--- Data for the task ---
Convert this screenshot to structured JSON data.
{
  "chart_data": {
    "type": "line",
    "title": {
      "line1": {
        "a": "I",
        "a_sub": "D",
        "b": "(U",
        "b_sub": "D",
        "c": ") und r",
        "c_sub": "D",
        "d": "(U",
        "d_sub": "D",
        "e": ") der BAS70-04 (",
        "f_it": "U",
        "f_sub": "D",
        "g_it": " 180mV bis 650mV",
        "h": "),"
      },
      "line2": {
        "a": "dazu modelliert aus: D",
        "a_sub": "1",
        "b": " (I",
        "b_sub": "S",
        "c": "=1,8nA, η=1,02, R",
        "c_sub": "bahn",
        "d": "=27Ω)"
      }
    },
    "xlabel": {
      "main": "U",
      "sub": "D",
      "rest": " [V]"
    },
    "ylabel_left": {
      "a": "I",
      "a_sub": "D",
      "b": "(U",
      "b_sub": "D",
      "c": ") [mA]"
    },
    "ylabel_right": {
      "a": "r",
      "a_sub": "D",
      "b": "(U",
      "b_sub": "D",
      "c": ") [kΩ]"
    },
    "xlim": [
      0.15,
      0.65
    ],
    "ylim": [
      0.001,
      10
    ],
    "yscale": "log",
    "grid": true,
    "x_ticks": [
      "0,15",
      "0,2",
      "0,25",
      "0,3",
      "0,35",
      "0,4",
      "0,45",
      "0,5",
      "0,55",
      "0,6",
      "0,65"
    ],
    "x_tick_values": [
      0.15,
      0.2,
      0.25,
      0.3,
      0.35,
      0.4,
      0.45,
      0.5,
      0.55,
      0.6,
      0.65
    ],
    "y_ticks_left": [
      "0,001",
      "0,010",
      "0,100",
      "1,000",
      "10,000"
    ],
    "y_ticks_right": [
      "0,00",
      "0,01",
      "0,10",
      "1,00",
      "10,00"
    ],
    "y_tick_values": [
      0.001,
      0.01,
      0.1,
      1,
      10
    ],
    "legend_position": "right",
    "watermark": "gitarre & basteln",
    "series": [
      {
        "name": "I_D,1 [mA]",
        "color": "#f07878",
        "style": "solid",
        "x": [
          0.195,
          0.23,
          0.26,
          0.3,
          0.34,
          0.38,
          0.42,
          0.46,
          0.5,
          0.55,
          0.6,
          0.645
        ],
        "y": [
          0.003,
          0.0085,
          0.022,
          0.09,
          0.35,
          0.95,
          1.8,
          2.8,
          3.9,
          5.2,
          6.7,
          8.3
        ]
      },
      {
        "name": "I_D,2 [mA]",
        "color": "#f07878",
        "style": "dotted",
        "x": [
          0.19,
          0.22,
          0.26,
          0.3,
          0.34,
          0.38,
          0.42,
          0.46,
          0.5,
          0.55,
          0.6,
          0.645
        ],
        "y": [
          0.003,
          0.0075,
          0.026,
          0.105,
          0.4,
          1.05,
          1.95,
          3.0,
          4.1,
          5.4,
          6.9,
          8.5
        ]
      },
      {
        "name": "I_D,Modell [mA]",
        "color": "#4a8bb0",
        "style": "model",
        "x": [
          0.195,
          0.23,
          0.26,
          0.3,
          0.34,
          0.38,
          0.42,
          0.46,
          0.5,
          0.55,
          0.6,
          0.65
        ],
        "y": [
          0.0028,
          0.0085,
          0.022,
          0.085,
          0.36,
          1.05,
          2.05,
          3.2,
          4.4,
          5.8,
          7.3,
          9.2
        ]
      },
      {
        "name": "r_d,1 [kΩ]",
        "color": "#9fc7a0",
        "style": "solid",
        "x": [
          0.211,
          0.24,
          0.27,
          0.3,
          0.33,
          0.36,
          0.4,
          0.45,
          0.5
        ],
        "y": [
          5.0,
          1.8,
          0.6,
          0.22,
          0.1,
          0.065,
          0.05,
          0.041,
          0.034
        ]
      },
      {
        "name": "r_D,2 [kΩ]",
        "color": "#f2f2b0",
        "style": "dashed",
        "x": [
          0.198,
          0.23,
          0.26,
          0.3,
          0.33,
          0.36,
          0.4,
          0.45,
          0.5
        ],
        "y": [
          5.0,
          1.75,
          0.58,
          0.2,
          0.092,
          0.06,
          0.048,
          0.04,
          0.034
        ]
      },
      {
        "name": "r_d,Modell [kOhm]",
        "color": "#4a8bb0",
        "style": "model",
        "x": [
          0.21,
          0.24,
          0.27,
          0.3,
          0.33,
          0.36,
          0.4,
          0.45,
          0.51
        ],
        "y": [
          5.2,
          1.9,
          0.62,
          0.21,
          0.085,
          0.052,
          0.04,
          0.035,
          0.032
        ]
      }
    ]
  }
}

--- What you should do ---
Pull out all lines of the data with the string "name".

--- Exercise response ---
        "name": "I_D,1 [mA]",
        "name": "I_D,2 [mA]",
        "name": "I_D,Modell [mA]",
        "name": "r_d,1 [kΩ]",
        "name": "r_D,2 [kΩ]",
        "name": "r_d,Modell [kOhm]",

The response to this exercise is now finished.